Quote the whole listing word for word. Do not include the pictures.

============

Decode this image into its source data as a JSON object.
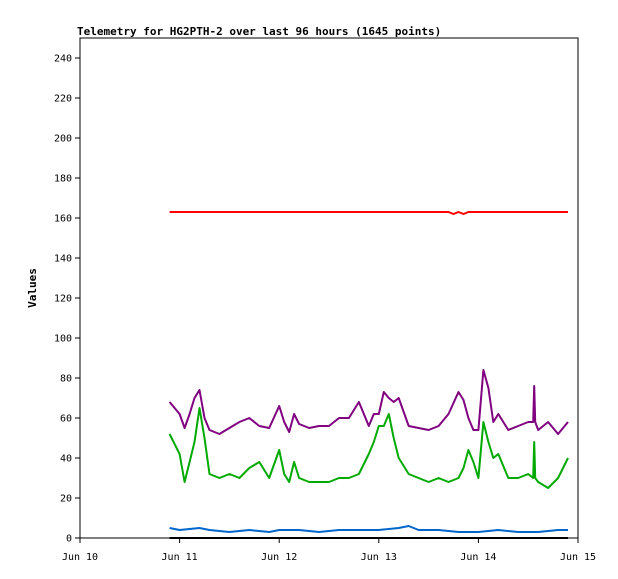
{
  "chart_data": {
    "type": "line",
    "title": "Telemetry for HG2PTH-2 over last 96 hours (1645 points)",
    "xlabel": "",
    "ylabel": "Values",
    "xlim": [
      "Jun 10",
      "Jun 15"
    ],
    "ylim": [
      0,
      250
    ],
    "x_ticks": [
      "Jun 10",
      "Jun 11",
      "Jun 12",
      "Jun 13",
      "Jun 14",
      "Jun 15"
    ],
    "y_ticks": [
      0,
      20,
      40,
      60,
      80,
      100,
      120,
      140,
      160,
      180,
      200,
      220,
      240
    ],
    "grid": false,
    "legend": "none",
    "series": [
      {
        "color": "#ff0000",
        "x": [
          10.9,
          11.0,
          11.5,
          12.0,
          12.5,
          13.0,
          13.5,
          13.7,
          13.75,
          13.8,
          13.85,
          13.9,
          14.0,
          14.5,
          14.9
        ],
        "y": [
          163,
          163,
          163,
          163,
          163,
          163,
          163,
          163,
          162,
          163,
          162,
          163,
          163,
          163,
          163
        ]
      },
      {
        "color": "#800080",
        "x": [
          10.9,
          11.0,
          11.05,
          11.1,
          11.15,
          11.2,
          11.25,
          11.3,
          11.4,
          11.5,
          11.6,
          11.7,
          11.8,
          11.9,
          12.0,
          12.05,
          12.1,
          12.15,
          12.2,
          12.3,
          12.4,
          12.5,
          12.6,
          12.7,
          12.8,
          12.9,
          12.95,
          13.0,
          13.05,
          13.1,
          13.15,
          13.2,
          13.3,
          13.4,
          13.5,
          13.6,
          13.7,
          13.8,
          13.85,
          13.9,
          13.95,
          14.0,
          14.05,
          14.1,
          14.15,
          14.2,
          14.3,
          14.4,
          14.5,
          14.55,
          14.56,
          14.57,
          14.6,
          14.7,
          14.8,
          14.9
        ],
        "y": [
          68,
          62,
          55,
          62,
          70,
          74,
          60,
          54,
          52,
          55,
          58,
          60,
          56,
          55,
          66,
          58,
          53,
          62,
          57,
          55,
          56,
          56,
          60,
          60,
          68,
          56,
          62,
          62,
          73,
          70,
          68,
          70,
          56,
          55,
          54,
          56,
          62,
          73,
          69,
          60,
          54,
          54,
          84,
          75,
          58,
          62,
          54,
          56,
          58,
          58,
          76,
          58,
          54,
          58,
          52,
          58
        ]
      },
      {
        "color": "#00aa00",
        "x": [
          10.9,
          11.0,
          11.05,
          11.1,
          11.15,
          11.2,
          11.25,
          11.3,
          11.4,
          11.5,
          11.6,
          11.7,
          11.8,
          11.9,
          12.0,
          12.05,
          12.1,
          12.15,
          12.2,
          12.3,
          12.4,
          12.5,
          12.6,
          12.7,
          12.8,
          12.9,
          12.95,
          13.0,
          13.05,
          13.1,
          13.15,
          13.2,
          13.3,
          13.4,
          13.5,
          13.6,
          13.7,
          13.8,
          13.85,
          13.9,
          13.95,
          14.0,
          14.05,
          14.1,
          14.15,
          14.2,
          14.3,
          14.4,
          14.5,
          14.55,
          14.56,
          14.57,
          14.6,
          14.7,
          14.8,
          14.9
        ],
        "y": [
          52,
          42,
          28,
          38,
          48,
          65,
          50,
          32,
          30,
          32,
          30,
          35,
          38,
          30,
          44,
          32,
          28,
          38,
          30,
          28,
          28,
          28,
          30,
          30,
          32,
          42,
          48,
          56,
          56,
          62,
          50,
          40,
          32,
          30,
          28,
          30,
          28,
          30,
          35,
          44,
          38,
          30,
          58,
          48,
          40,
          42,
          30,
          30,
          32,
          30,
          48,
          30,
          28,
          25,
          30,
          40
        ]
      },
      {
        "color": "#0066cc",
        "x": [
          10.9,
          11.0,
          11.2,
          11.3,
          11.5,
          11.7,
          11.9,
          12.0,
          12.2,
          12.4,
          12.6,
          12.8,
          13.0,
          13.2,
          13.3,
          13.4,
          13.6,
          13.8,
          14.0,
          14.2,
          14.4,
          14.6,
          14.8,
          14.9
        ],
        "y": [
          5,
          4,
          5,
          4,
          3,
          4,
          3,
          4,
          4,
          3,
          4,
          4,
          4,
          5,
          6,
          4,
          4,
          3,
          3,
          4,
          3,
          3,
          4,
          4
        ]
      },
      {
        "color": "#000000",
        "x": [
          10.9,
          11.5,
          12.0,
          12.5,
          13.0,
          13.5,
          14.0,
          14.5,
          14.9
        ],
        "y": [
          0,
          0,
          0,
          0,
          0,
          0,
          0,
          0,
          0
        ]
      }
    ]
  }
}
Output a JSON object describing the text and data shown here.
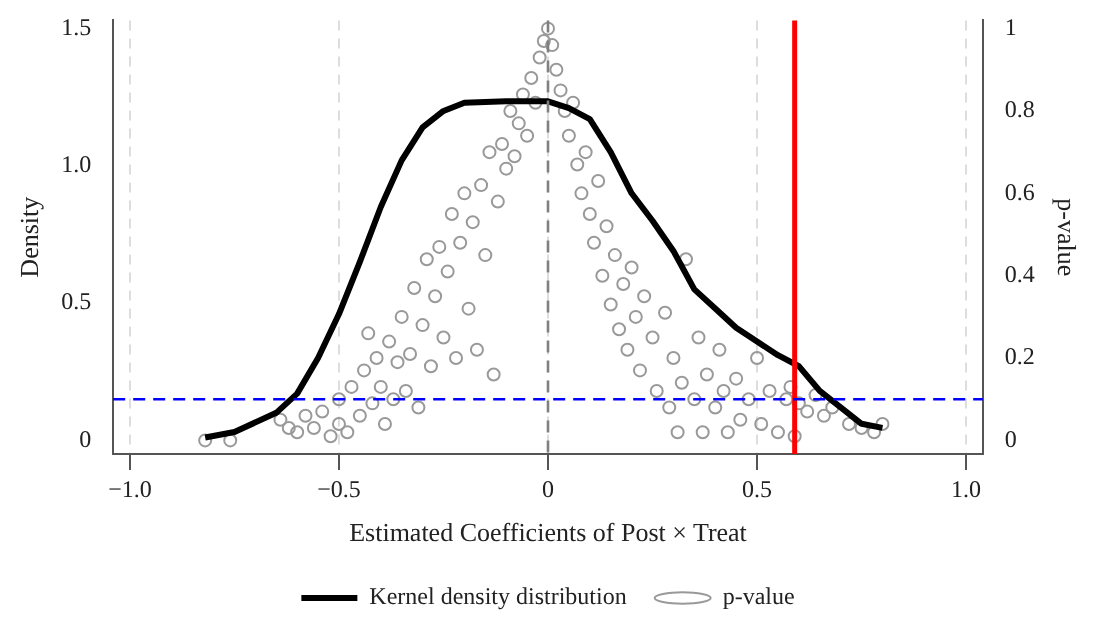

============

EXERCISE OUTPUT
Decode this image into its source data as a JSON object.
{
  "chart_data": {
    "type": "line",
    "title": "Telemetry for HG2PTH-2 over last 96 hours (1645 points)",
    "xlabel": "",
    "ylabel": "Values",
    "xlim": [
      "Jun 10",
      "Jun 15"
    ],
    "ylim": [
      0,
      250
    ],
    "x_ticks": [
      "Jun 10",
      "Jun 11",
      "Jun 12",
      "Jun 13",
      "Jun 14",
      "Jun 15"
    ],
    "y_ticks": [
      0,
      20,
      40,
      60,
      80,
      100,
      120,
      140,
      160,
      180,
      200,
      220,
      240
    ],
    "grid": false,
    "legend": "none",
    "series": [
      {
        "color": "#ff0000",
        "x": [
          10.9,
          11.0,
          11.5,
          12.0,
          12.5,
          13.0,
          13.5,
          13.7,
          13.75,
          13.8,
          13.85,
          13.9,
          14.0,
          14.5,
          14.9
        ],
        "y": [
          163,
          163,
          163,
          163,
          163,
          163,
          163,
          163,
          162,
          163,
          162,
          163,
          163,
          163,
          163
        ]
      },
      {
        "color": "#800080",
        "x": [
          10.9,
          11.0,
          11.05,
          11.1,
          11.15,
          11.2,
          11.25,
          11.3,
          11.4,
          11.5,
          11.6,
          11.7,
          11.8,
          11.9,
          12.0,
          12.05,
          12.1,
          12.15,
          12.2,
          12.3,
          12.4,
          12.5,
          12.6,
          12.7,
          12.8,
          12.9,
          12.95,
          13.0,
          13.05,
          13.1,
          13.15,
          13.2,
          13.3,
          13.4,
          13.5,
          13.6,
          13.7,
          13.8,
          13.85,
          13.9,
          13.95,
          14.0,
          14.05,
          14.1,
          14.15,
          14.2,
          14.3,
          14.4,
          14.5,
          14.55,
          14.56,
          14.57,
          14.6,
          14.7,
          14.8,
          14.9
        ],
        "y": [
          68,
          62,
          55,
          62,
          70,
          74,
          60,
          54,
          52,
          55,
          58,
          60,
          56,
          55,
          66,
          58,
          53,
          62,
          57,
          55,
          56,
          56,
          60,
          60,
          68,
          56,
          62,
          62,
          73,
          70,
          68,
          70,
          56,
          55,
          54,
          56,
          62,
          73,
          69,
          60,
          54,
          54,
          84,
          75,
          58,
          62,
          54,
          56,
          58,
          58,
          76,
          58,
          54,
          58,
          52,
          58
        ]
      },
      {
        "color": "#00aa00",
        "x": [
          10.9,
          11.0,
          11.05,
          11.1,
          11.15,
          11.2,
          11.25,
          11.3,
          11.4,
          11.5,
          11.6,
          11.7,
          11.8,
          11.9,
          12.0,
          12.05,
          12.1,
          12.15,
          12.2,
          12.3,
          12.4,
          12.5,
          12.6,
          12.7,
          12.8,
          12.9,
          12.95,
          13.0,
          13.05,
          13.1,
          13.15,
          13.2,
          13.3,
          13.4,
          13.5,
          13.6,
          13.7,
          13.8,
          13.85,
          13.9,
          13.95,
          14.0,
          14.05,
          14.1,
          14.15,
          14.2,
          14.3,
          14.4,
          14.5,
          14.55,
          14.56,
          14.57,
          14.6,
          14.7,
          14.8,
          14.9
        ],
        "y": [
          52,
          42,
          28,
          38,
          48,
          65,
          50,
          32,
          30,
          32,
          30,
          35,
          38,
          30,
          44,
          32,
          28,
          38,
          30,
          28,
          28,
          28,
          30,
          30,
          32,
          42,
          48,
          56,
          56,
          62,
          50,
          40,
          32,
          30,
          28,
          30,
          28,
          30,
          35,
          44,
          38,
          30,
          58,
          48,
          40,
          42,
          30,
          30,
          32,
          30,
          48,
          30,
          28,
          25,
          30,
          40
        ]
      },
      {
        "color": "#0066cc",
        "x": [
          10.9,
          11.0,
          11.2,
          11.3,
          11.5,
          11.7,
          11.9,
          12.0,
          12.2,
          12.4,
          12.6,
          12.8,
          13.0,
          13.2,
          13.3,
          13.4,
          13.6,
          13.8,
          14.0,
          14.2,
          14.4,
          14.6,
          14.8,
          14.9
        ],
        "y": [
          5,
          4,
          5,
          4,
          3,
          4,
          3,
          4,
          4,
          3,
          4,
          4,
          4,
          5,
          6,
          4,
          4,
          3,
          3,
          4,
          3,
          3,
          4,
          4
        ]
      },
      {
        "color": "#000000",
        "x": [
          10.9,
          11.5,
          12.0,
          12.5,
          13.0,
          13.5,
          14.0,
          14.5,
          14.9
        ],
        "y": [
          0,
          0,
          0,
          0,
          0,
          0,
          0,
          0,
          0
        ]
      }
    ]
  }
}
Output a JSON object describing the text and data shown here.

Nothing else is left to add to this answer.